Listed entries -
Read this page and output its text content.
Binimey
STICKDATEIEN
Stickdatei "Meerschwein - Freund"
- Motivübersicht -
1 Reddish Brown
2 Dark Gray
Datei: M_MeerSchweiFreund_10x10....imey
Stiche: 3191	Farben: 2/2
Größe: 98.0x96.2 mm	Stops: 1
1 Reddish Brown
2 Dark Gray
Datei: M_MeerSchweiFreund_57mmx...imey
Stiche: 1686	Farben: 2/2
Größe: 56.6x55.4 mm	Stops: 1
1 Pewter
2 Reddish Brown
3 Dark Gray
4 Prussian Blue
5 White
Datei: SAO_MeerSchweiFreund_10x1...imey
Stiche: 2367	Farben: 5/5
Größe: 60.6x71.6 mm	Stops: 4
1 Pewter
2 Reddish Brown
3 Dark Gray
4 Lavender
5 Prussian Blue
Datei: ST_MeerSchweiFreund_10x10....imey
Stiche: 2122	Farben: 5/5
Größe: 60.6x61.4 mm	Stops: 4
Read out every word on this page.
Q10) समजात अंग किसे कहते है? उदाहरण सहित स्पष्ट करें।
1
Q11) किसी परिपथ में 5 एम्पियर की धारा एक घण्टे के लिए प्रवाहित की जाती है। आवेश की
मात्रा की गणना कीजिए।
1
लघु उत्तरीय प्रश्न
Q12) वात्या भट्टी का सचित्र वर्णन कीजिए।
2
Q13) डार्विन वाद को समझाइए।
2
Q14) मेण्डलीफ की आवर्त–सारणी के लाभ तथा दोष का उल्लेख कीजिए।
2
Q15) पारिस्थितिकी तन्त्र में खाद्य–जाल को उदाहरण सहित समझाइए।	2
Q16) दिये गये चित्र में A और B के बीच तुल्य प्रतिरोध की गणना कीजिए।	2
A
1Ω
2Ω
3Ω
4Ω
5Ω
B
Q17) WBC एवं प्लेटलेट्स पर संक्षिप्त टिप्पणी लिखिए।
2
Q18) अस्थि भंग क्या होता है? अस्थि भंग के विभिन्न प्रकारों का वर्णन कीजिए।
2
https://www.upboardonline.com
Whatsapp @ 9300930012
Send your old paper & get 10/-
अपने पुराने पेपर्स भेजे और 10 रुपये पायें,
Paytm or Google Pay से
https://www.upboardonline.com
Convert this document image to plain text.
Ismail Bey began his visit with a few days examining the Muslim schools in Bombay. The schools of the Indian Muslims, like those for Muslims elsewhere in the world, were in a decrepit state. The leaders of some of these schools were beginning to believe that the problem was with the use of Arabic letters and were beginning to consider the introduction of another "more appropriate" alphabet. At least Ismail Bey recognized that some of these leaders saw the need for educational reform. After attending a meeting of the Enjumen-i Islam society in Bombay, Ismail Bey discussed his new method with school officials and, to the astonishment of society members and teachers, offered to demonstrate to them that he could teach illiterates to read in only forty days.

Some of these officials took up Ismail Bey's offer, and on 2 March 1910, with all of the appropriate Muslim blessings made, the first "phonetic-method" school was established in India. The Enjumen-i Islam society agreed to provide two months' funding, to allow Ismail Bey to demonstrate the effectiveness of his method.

What to do - Write down the number of lines where the word "page" appears, and nothing further.

Exercise solution - 2